What this task involves
Leave out the pictures and repeat exactly the lines from the one containing "Read out every word on this page." through the end of the records.

Raw records
━━━━━━━━━━
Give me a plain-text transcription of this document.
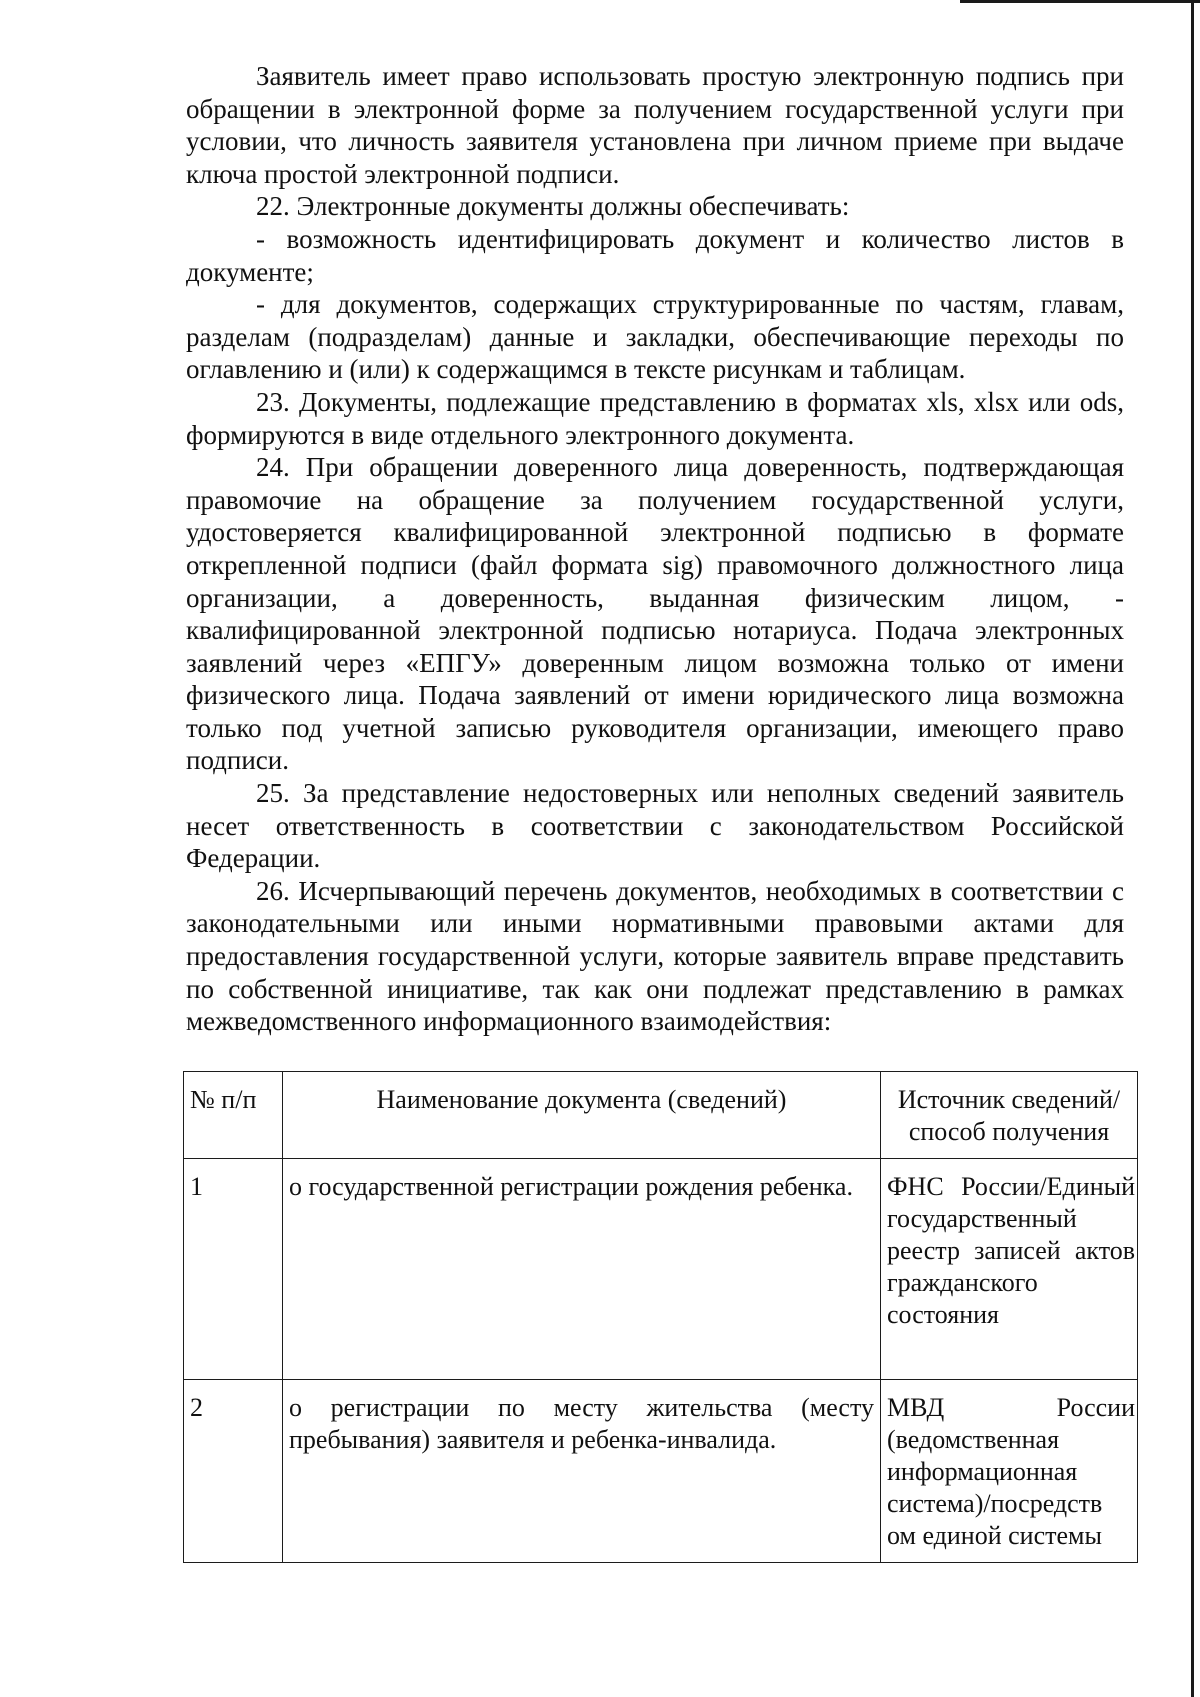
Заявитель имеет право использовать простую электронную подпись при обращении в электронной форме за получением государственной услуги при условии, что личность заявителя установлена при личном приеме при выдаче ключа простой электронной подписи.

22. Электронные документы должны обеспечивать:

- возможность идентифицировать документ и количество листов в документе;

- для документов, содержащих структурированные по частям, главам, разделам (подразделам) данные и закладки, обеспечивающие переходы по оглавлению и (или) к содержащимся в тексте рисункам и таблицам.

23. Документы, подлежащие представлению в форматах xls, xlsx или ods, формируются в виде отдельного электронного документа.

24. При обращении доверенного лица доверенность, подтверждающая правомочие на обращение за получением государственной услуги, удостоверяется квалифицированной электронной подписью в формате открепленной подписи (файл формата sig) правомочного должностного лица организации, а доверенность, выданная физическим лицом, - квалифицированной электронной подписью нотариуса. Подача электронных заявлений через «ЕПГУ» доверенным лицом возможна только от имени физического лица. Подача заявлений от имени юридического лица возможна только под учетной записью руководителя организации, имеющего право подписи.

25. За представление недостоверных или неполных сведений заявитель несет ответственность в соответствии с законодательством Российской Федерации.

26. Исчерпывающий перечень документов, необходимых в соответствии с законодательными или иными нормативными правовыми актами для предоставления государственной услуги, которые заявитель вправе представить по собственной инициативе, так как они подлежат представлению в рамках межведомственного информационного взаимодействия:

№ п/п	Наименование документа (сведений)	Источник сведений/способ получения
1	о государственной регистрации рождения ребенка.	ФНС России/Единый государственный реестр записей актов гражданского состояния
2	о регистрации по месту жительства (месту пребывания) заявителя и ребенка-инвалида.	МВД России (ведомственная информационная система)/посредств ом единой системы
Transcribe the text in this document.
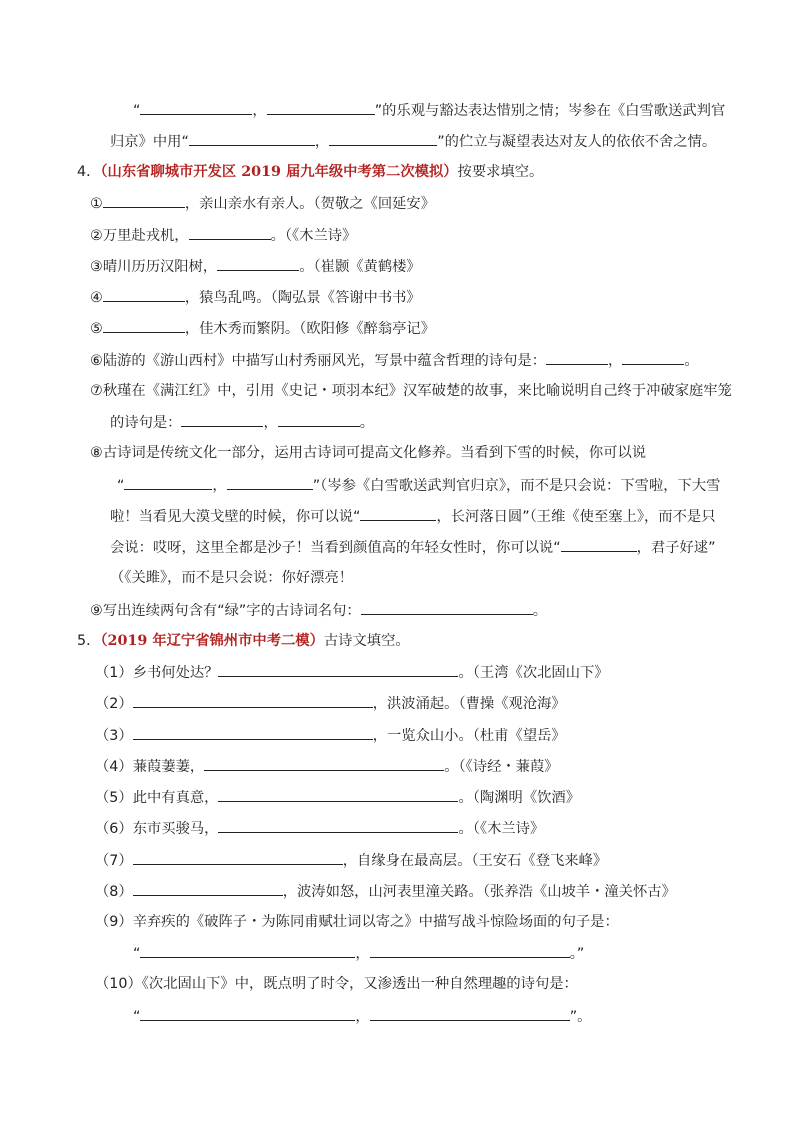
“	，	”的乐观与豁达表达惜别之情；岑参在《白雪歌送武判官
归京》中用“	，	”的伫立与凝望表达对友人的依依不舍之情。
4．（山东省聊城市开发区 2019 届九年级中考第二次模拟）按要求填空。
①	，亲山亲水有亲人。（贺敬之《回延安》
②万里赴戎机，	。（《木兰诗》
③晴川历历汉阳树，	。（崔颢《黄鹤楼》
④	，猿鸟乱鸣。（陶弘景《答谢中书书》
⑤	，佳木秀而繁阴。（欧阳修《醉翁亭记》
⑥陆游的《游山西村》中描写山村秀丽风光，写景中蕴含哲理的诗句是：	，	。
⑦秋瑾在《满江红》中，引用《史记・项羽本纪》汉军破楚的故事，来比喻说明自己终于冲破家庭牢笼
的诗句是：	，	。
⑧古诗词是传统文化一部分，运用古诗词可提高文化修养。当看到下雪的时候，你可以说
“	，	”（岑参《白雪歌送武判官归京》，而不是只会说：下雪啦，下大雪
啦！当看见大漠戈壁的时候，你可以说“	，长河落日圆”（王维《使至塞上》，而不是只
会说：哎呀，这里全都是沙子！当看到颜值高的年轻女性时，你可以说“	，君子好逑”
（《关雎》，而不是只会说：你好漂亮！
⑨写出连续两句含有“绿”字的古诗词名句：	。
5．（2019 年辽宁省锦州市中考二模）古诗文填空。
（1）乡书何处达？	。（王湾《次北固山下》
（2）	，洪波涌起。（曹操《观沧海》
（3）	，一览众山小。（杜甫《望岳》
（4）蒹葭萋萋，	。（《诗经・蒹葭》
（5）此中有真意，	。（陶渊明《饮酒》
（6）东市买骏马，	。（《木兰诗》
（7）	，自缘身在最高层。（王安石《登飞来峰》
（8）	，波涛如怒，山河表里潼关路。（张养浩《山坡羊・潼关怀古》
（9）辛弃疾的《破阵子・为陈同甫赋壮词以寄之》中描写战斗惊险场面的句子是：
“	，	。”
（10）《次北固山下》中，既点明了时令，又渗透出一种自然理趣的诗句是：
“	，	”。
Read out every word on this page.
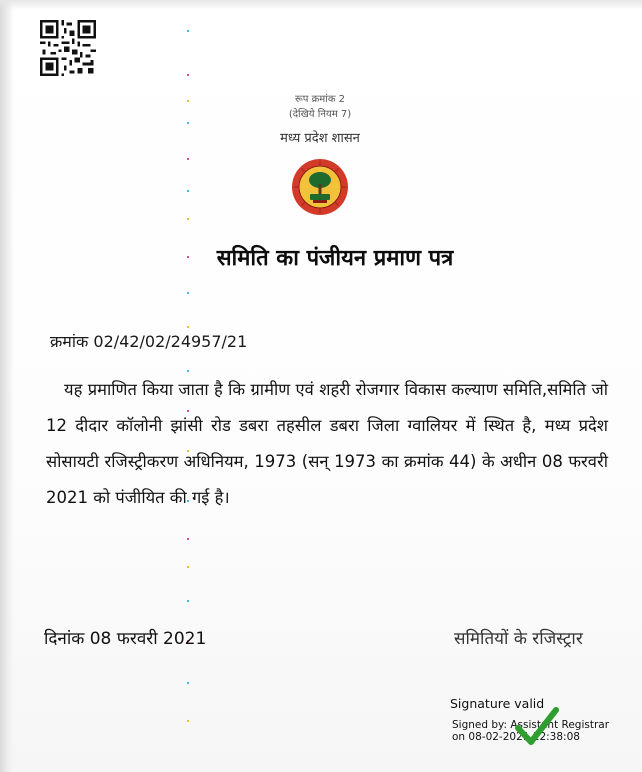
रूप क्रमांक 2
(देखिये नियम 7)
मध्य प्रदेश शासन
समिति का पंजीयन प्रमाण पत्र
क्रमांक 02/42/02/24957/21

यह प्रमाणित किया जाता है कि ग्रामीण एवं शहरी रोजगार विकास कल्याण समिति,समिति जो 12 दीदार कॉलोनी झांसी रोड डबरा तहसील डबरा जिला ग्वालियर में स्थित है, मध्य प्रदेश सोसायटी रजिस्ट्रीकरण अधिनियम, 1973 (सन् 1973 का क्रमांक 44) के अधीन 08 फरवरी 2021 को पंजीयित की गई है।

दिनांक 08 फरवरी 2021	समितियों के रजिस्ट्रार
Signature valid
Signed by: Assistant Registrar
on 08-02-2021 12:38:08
━━━━━━━━━━
Answer to the problem
Read out every word on this page.
रूप क्रमांक 2
(देखिये नियम 7)
मध्य प्रदेश शासन
समिति का पंजीयन प्रमाण पत्र
क्रमांक 02/42/02/24957/21

यह प्रमाणित किया जाता है कि ग्रामीण एवं शहरी रोजगार विकास कल्याण समिति,समिति जो 12 दीदार कॉलोनी झांसी रोड डबरा तहसील डबरा जिला ग्वालियर में स्थित है, मध्य प्रदेश सोसायटी रजिस्ट्रीकरण अधिनियम, 1973 (सन् 1973 का क्रमांक 44) के अधीन 08 फरवरी 2021 को पंजीयित की गई है।

दिनांक 08 फरवरी 2021	समितियों के रजिस्ट्रार
Signature valid
Signed by: Assistant Registrar
on 08-02-2021 12:38:08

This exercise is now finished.